WORK TO DO ->
Please retype the data in full and exactly; the pictures are not part of the copy.
>> begin SOURCE MATERIAL
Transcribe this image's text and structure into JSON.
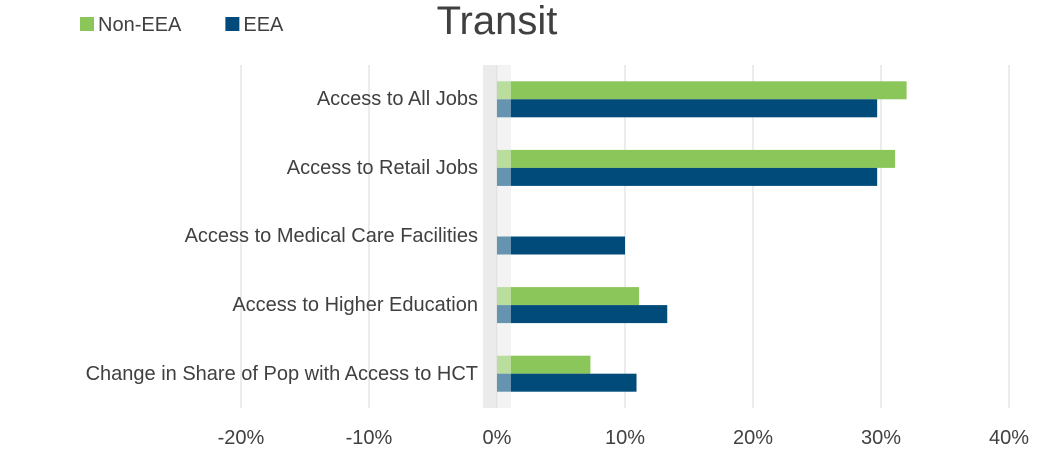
{
  "chart_data": {
    "type": "hbar",
    "title": "Transit",
    "categories": [
      "Access to All Jobs",
      "Access to Retail Jobs",
      "Access to Medical Care Facilities",
      "Access to Higher Education",
      "Change in Share of Pop with Access to HCT"
    ],
    "series": [
      {
        "name": "Non-EEA",
        "color": "#8bc65a",
        "values": [
          32.0,
          31.1,
          0,
          11.1,
          7.3
        ]
      },
      {
        "name": "EEA",
        "color": "#004b7a",
        "values": [
          29.7,
          29.7,
          10.0,
          13.3,
          10.9
        ]
      }
    ],
    "xlim": [
      -20,
      40
    ],
    "xticks": [
      {
        "value": -20,
        "label": "-20%"
      },
      {
        "value": -10,
        "label": "-10%"
      },
      {
        "value": 0,
        "label": "0%"
      },
      {
        "value": 10,
        "label": "10%"
      },
      {
        "value": 20,
        "label": "20%"
      },
      {
        "value": 30,
        "label": "30%"
      },
      {
        "value": 40,
        "label": "40%"
      }
    ],
    "grid": true,
    "legend": "top-left"
  }
}
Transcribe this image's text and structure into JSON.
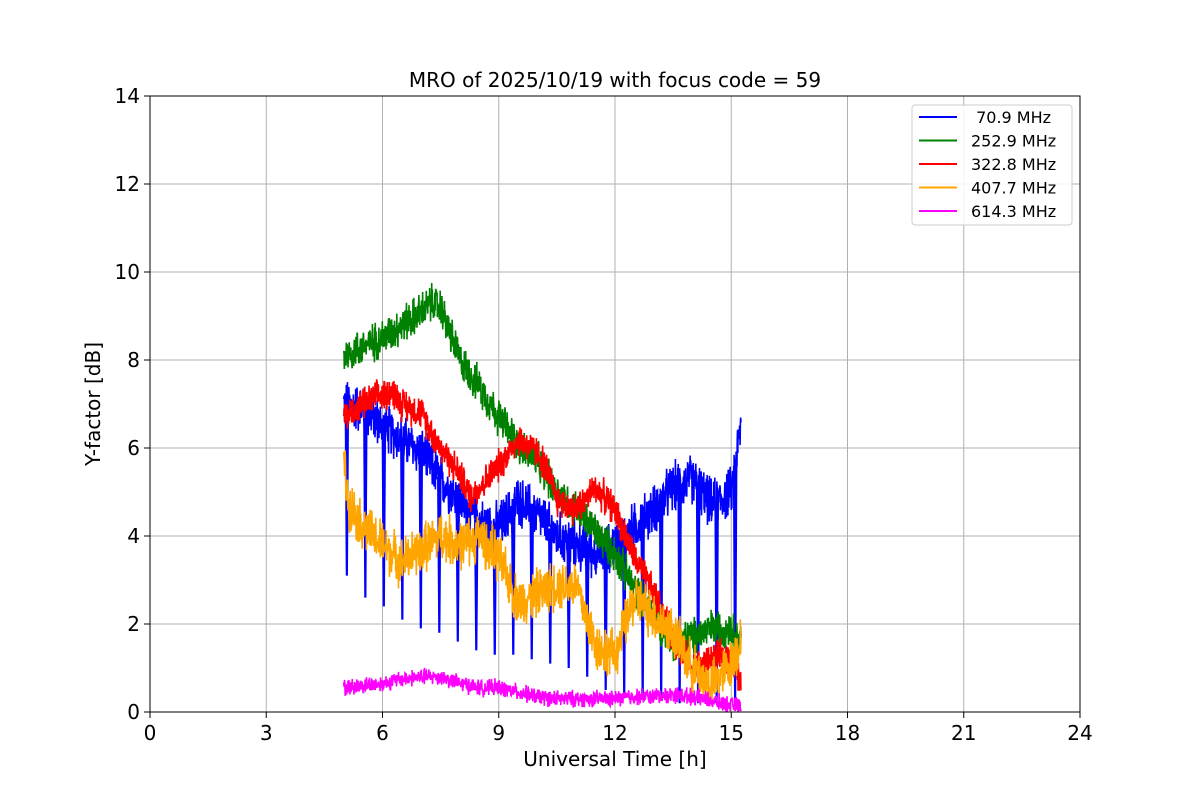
{
  "chart_data": {
    "type": "line",
    "title": "MRO of 2025/10/19 with focus code = 59",
    "xlabel": "Universal Time [h]",
    "ylabel": "Y-factor [dB]",
    "xlim": [
      0,
      24
    ],
    "ylim": [
      0,
      14
    ],
    "xticks": [
      0,
      3,
      6,
      9,
      12,
      15,
      18,
      21,
      24
    ],
    "yticks": [
      0,
      2,
      4,
      6,
      8,
      10,
      12,
      14
    ],
    "grid": true,
    "legend_position": "top-right",
    "series": [
      {
        "name": " 70.9 MHz",
        "color": "#0000ff",
        "x": [
          5.0,
          5.5,
          6.0,
          6.5,
          7.0,
          7.5,
          8.0,
          8.5,
          9.0,
          9.5,
          10.0,
          10.5,
          11.0,
          11.5,
          12.0,
          12.5,
          13.0,
          13.5,
          14.0,
          14.5,
          15.0,
          15.25
        ],
        "values": [
          7.0,
          6.9,
          6.5,
          6.2,
          5.9,
          5.3,
          4.8,
          4.3,
          4.2,
          4.8,
          4.5,
          4.0,
          3.8,
          3.6,
          3.8,
          4.2,
          4.6,
          5.1,
          5.3,
          4.7,
          5.0,
          6.5
        ],
        "dips": [
          3.1,
          2.6,
          2.4,
          2.1,
          1.9,
          1.8,
          1.6,
          1.4,
          1.3,
          1.3,
          1.2,
          1.1,
          1.0,
          0.8,
          0.5,
          0.4,
          0.3,
          0.3,
          0.2,
          0.2,
          0.2,
          0.2
        ]
      },
      {
        "name": "252.9 MHz",
        "color": "#008000",
        "x": [
          5.0,
          5.5,
          6.0,
          6.5,
          7.0,
          7.25,
          7.5,
          8.0,
          8.5,
          9.0,
          9.5,
          10.0,
          10.5,
          11.0,
          11.5,
          12.0,
          12.5,
          13.0,
          13.5,
          14.0,
          14.5,
          15.0,
          15.25
        ],
        "values": [
          8.1,
          8.3,
          8.5,
          8.8,
          9.1,
          9.3,
          9.2,
          8.0,
          7.4,
          6.7,
          6.1,
          5.7,
          5.0,
          4.6,
          4.1,
          3.6,
          2.8,
          2.2,
          1.6,
          1.7,
          1.9,
          1.9,
          1.6
        ]
      },
      {
        "name": "322.8 MHz",
        "color": "#ff0000",
        "x": [
          5.0,
          5.5,
          6.0,
          6.25,
          6.5,
          7.0,
          7.5,
          8.0,
          8.25,
          8.5,
          9.0,
          9.5,
          10.0,
          10.25,
          10.5,
          11.0,
          11.5,
          12.0,
          12.5,
          13.0,
          13.5,
          14.0,
          14.5,
          15.0,
          15.25
        ],
        "values": [
          6.7,
          7.0,
          7.2,
          7.3,
          7.0,
          6.8,
          6.0,
          5.4,
          4.9,
          5.1,
          5.6,
          6.2,
          5.9,
          5.5,
          4.8,
          4.6,
          5.1,
          4.6,
          3.5,
          2.7,
          1.7,
          1.0,
          1.2,
          1.3,
          0.6
        ]
      },
      {
        "name": "407.7 MHz",
        "color": "#ffa500",
        "x": [
          5.0,
          5.1,
          5.5,
          6.0,
          6.5,
          7.0,
          7.5,
          8.0,
          8.5,
          9.0,
          9.5,
          10.0,
          10.5,
          11.0,
          11.5,
          12.0,
          12.5,
          13.0,
          13.5,
          14.0,
          14.5,
          15.0,
          15.25
        ],
        "values": [
          5.8,
          4.8,
          4.2,
          3.8,
          3.4,
          3.7,
          4.0,
          3.8,
          4.0,
          3.5,
          2.5,
          2.7,
          2.9,
          2.9,
          1.5,
          1.3,
          2.6,
          2.2,
          1.8,
          1.0,
          0.6,
          1.1,
          1.6
        ]
      },
      {
        "name": "614.3 MHz",
        "color": "#ff00ff",
        "x": [
          5.0,
          5.5,
          6.0,
          6.5,
          7.0,
          7.5,
          8.0,
          8.5,
          9.0,
          9.5,
          10.0,
          10.5,
          11.0,
          11.5,
          12.0,
          12.5,
          13.0,
          13.5,
          14.0,
          14.5,
          15.0,
          15.25
        ],
        "values": [
          0.55,
          0.6,
          0.65,
          0.75,
          0.8,
          0.8,
          0.65,
          0.55,
          0.55,
          0.45,
          0.35,
          0.3,
          0.3,
          0.3,
          0.3,
          0.35,
          0.35,
          0.4,
          0.35,
          0.25,
          0.15,
          0.15
        ]
      }
    ]
  }
}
>> end SOURCE MATERIAL
RESULT ->
Transcribe this image's text and structure into JSON.
{
  "chart_data": {
    "type": "hbar",
    "title": "Transit",
    "categories": [
      "Access to All Jobs",
      "Access to Retail Jobs",
      "Access to Medical Care Facilities",
      "Access to Higher Education",
      "Change in Share of Pop with Access to HCT"
    ],
    "series": [
      {
        "name": "Non-EEA",
        "color": "#8bc65a",
        "values": [
          32.0,
          31.1,
          0,
          11.1,
          7.3
        ]
      },
      {
        "name": "EEA",
        "color": "#004b7a",
        "values": [
          29.7,
          29.7,
          10.0,
          13.3,
          10.9
        ]
      }
    ],
    "xlim": [
      -20,
      40
    ],
    "xticks": [
      {
        "value": -20,
        "label": "-20%"
      },
      {
        "value": -10,
        "label": "-10%"
      },
      {
        "value": 0,
        "label": "0%"
      },
      {
        "value": 10,
        "label": "10%"
      },
      {
        "value": 20,
        "label": "20%"
      },
      {
        "value": 30,
        "label": "30%"
      },
      {
        "value": 40,
        "label": "40%"
      }
    ],
    "grid": true,
    "legend": "top-left"
  }
}
Transcribe this image's text and structure into JSON.
{
  "chart_data": {
    "type": "line",
    "title": "MRO of 2025/10/19 with focus code = 59",
    "xlabel": "Universal Time [h]",
    "ylabel": "Y-factor [dB]",
    "xlim": [
      0,
      24
    ],
    "ylim": [
      0,
      14
    ],
    "xticks": [
      0,
      3,
      6,
      9,
      12,
      15,
      18,
      21,
      24
    ],
    "yticks": [
      0,
      2,
      4,
      6,
      8,
      10,
      12,
      14
    ],
    "grid": true,
    "legend_position": "top-right",
    "series": [
      {
        "name": " 70.9 MHz",
        "color": "#0000ff",
        "x": [
          5.0,
          5.5,
          6.0,
          6.5,
          7.0,
          7.5,
          8.0,
          8.5,
          9.0,
          9.5,
          10.0,
          10.5,
          11.0,
          11.5,
          12.0,
          12.5,
          13.0,
          13.5,
          14.0,
          14.5,
          15.0,
          15.25
        ],
        "values": [
          7.0,
          6.9,
          6.5,
          6.2,
          5.9,
          5.3,
          4.8,
          4.3,
          4.2,
          4.8,
          4.5,
          4.0,
          3.8,
          3.6,
          3.8,
          4.2,
          4.6,
          5.1,
          5.3,
          4.7,
          5.0,
          6.5
        ],
        "dips": [
          3.1,
          2.6,
          2.4,
          2.1,
          1.9,
          1.8,
          1.6,
          1.4,
          1.3,
          1.3,
          1.2,
          1.1,
          1.0,
          0.8,
          0.5,
          0.4,
          0.3,
          0.3,
          0.2,
          0.2,
          0.2,
          0.2
        ]
      },
      {
        "name": "252.9 MHz",
        "color": "#008000",
        "x": [
          5.0,
          5.5,
          6.0,
          6.5,
          7.0,
          7.25,
          7.5,
          8.0,
          8.5,
          9.0,
          9.5,
          10.0,
          10.5,
          11.0,
          11.5,
          12.0,
          12.5,
          13.0,
          13.5,
          14.0,
          14.5,
          15.0,
          15.25
        ],
        "values": [
          8.1,
          8.3,
          8.5,
          8.8,
          9.1,
          9.3,
          9.2,
          8.0,
          7.4,
          6.7,
          6.1,
          5.7,
          5.0,
          4.6,
          4.1,
          3.6,
          2.8,
          2.2,
          1.6,
          1.7,
          1.9,
          1.9,
          1.6
        ]
      },
      {
        "name": "322.8 MHz",
        "color": "#ff0000",
        "x": [
          5.0,
          5.5,
          6.0,
          6.25,
          6.5,
          7.0,
          7.5,
          8.0,
          8.25,
          8.5,
          9.0,
          9.5,
          10.0,
          10.25,
          10.5,
          11.0,
          11.5,
          12.0,
          12.5,
          13.0,
          13.5,
          14.0,
          14.5,
          15.0,
          15.25
        ],
        "values": [
          6.7,
          7.0,
          7.2,
          7.3,
          7.0,
          6.8,
          6.0,
          5.4,
          4.9,
          5.1,
          5.6,
          6.2,
          5.9,
          5.5,
          4.8,
          4.6,
          5.1,
          4.6,
          3.5,
          2.7,
          1.7,
          1.0,
          1.2,
          1.3,
          0.6
        ]
      },
      {
        "name": "407.7 MHz",
        "color": "#ffa500",
        "x": [
          5.0,
          5.1,
          5.5,
          6.0,
          6.5,
          7.0,
          7.5,
          8.0,
          8.5,
          9.0,
          9.5,
          10.0,
          10.5,
          11.0,
          11.5,
          12.0,
          12.5,
          13.0,
          13.5,
          14.0,
          14.5,
          15.0,
          15.25
        ],
        "values": [
          5.8,
          4.8,
          4.2,
          3.8,
          3.4,
          3.7,
          4.0,
          3.8,
          4.0,
          3.5,
          2.5,
          2.7,
          2.9,
          2.9,
          1.5,
          1.3,
          2.6,
          2.2,
          1.8,
          1.0,
          0.6,
          1.1,
          1.6
        ]
      },
      {
        "name": "614.3 MHz",
        "color": "#ff00ff",
        "x": [
          5.0,
          5.5,
          6.0,
          6.5,
          7.0,
          7.5,
          8.0,
          8.5,
          9.0,
          9.5,
          10.0,
          10.5,
          11.0,
          11.5,
          12.0,
          12.5,
          13.0,
          13.5,
          14.0,
          14.5,
          15.0,
          15.25
        ],
        "values": [
          0.55,
          0.6,
          0.65,
          0.75,
          0.8,
          0.8,
          0.65,
          0.55,
          0.55,
          0.45,
          0.35,
          0.3,
          0.3,
          0.3,
          0.3,
          0.35,
          0.35,
          0.4,
          0.35,
          0.25,
          0.15,
          0.15
        ]
      }
    ]
  }
}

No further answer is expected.